- [WHAT IS REQUIRED]: Copy the lines holding the word "Year", all of them.

- [DATA SHOWN]:
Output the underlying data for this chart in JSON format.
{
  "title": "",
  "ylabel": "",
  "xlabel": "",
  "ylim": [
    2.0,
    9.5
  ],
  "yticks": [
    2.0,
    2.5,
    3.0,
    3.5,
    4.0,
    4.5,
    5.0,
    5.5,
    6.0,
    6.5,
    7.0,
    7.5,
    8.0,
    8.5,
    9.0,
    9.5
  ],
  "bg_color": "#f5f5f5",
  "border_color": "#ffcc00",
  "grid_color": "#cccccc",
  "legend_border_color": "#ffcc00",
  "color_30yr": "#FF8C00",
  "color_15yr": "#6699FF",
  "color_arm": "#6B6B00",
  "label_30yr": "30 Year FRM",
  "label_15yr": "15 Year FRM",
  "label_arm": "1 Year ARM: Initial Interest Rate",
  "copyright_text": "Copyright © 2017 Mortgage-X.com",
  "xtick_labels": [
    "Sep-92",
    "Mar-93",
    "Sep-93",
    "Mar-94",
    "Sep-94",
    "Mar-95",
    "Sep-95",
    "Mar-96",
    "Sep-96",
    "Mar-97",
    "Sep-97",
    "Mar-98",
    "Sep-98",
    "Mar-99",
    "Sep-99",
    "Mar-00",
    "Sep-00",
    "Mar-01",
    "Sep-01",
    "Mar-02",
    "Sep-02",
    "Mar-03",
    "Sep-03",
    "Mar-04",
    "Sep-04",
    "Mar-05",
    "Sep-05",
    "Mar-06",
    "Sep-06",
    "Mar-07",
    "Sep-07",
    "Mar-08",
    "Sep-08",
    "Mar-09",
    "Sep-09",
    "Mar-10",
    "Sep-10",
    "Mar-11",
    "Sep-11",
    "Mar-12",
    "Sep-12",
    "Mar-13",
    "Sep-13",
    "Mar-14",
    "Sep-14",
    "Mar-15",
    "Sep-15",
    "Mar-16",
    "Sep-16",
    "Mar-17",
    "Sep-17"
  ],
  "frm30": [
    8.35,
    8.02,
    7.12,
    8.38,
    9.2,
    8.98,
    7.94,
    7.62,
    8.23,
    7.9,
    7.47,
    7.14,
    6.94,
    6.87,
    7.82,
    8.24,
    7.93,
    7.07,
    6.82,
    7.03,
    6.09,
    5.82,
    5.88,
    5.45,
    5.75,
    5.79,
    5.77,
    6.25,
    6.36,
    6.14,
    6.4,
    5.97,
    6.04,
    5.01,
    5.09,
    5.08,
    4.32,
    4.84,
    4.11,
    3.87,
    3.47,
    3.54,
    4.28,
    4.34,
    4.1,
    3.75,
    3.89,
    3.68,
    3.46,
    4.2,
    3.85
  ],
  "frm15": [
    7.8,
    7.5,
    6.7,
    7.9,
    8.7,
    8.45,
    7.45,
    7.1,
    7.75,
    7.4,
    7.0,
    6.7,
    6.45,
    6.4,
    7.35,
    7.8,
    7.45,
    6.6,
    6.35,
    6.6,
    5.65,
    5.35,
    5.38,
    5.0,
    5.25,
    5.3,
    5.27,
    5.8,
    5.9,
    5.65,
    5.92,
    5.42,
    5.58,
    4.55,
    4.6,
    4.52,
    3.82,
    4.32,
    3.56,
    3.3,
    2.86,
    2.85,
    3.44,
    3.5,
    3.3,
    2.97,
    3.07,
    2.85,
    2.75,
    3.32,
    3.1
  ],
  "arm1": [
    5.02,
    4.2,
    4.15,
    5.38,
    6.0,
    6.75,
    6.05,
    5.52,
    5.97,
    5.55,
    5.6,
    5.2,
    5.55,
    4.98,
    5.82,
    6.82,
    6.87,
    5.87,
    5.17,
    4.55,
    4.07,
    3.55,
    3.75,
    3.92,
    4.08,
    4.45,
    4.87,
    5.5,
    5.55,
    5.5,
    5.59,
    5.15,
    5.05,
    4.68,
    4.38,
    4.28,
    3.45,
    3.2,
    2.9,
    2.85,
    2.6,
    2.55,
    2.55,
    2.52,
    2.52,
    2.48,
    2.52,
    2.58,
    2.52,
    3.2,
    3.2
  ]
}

- [WRITTEN RESPONSE]:
  "label_30yr": "30 Year FRM",
  "label_15yr": "15 Year FRM",
  "label_arm": "1 Year ARM: Initial Interest Rate",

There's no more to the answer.